Copy out the whole listing exactly as written, leaving the pictures behind.

Items from a data source
**********

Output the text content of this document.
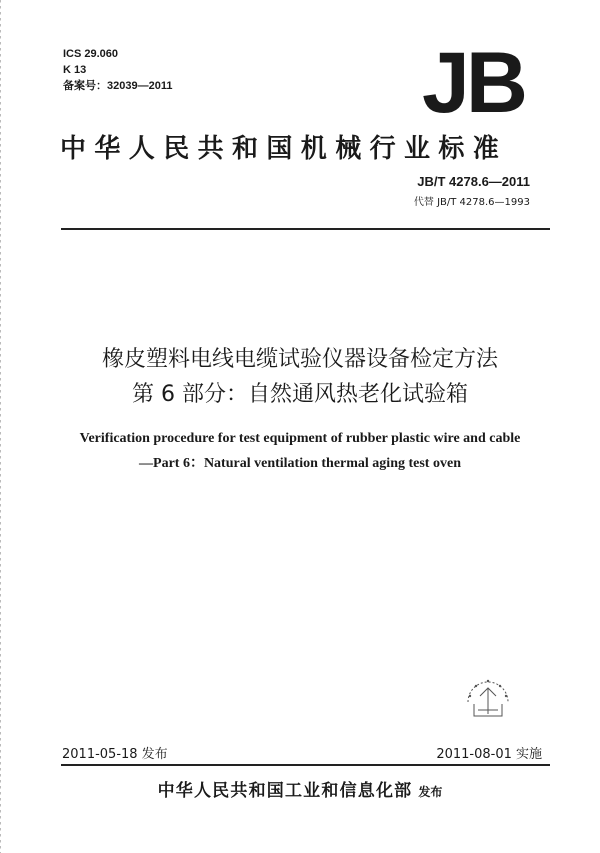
ICS 29.060
K 13
备案号：32039—2011	JB
中华人民共和国机械行业标准
JB/T 4278.6—2011
代替 JB/T 4278.6—1993
橡皮塑料电线电缆试验仪器设备检定方法
第 6 部分：自然通风热老化试验箱
Verification procedure for test equipment of rubber plastic wire and cable
—Part 6：Natural ventilation thermal aging test oven
2011-05-18 发布	2011-08-01 实施
中华人民共和国工业和信息化部 发布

**********

Response ▸
Output the text content of this document.
ICS 29.060
K 13
备案号：32039—2011	JB
中华人民共和国机械行业标准
JB/T 4278.6—2011
代替 JB/T 4278.6—1993
橡皮塑料电线电缆试验仪器设备检定方法
第 6 部分：自然通风热老化试验箱
Verification procedure for test equipment of rubber plastic wire and cable
—Part 6：Natural ventilation thermal aging test oven
2011-05-18 发布	2011-08-01 实施
中华人民共和国工业和信息化部 发布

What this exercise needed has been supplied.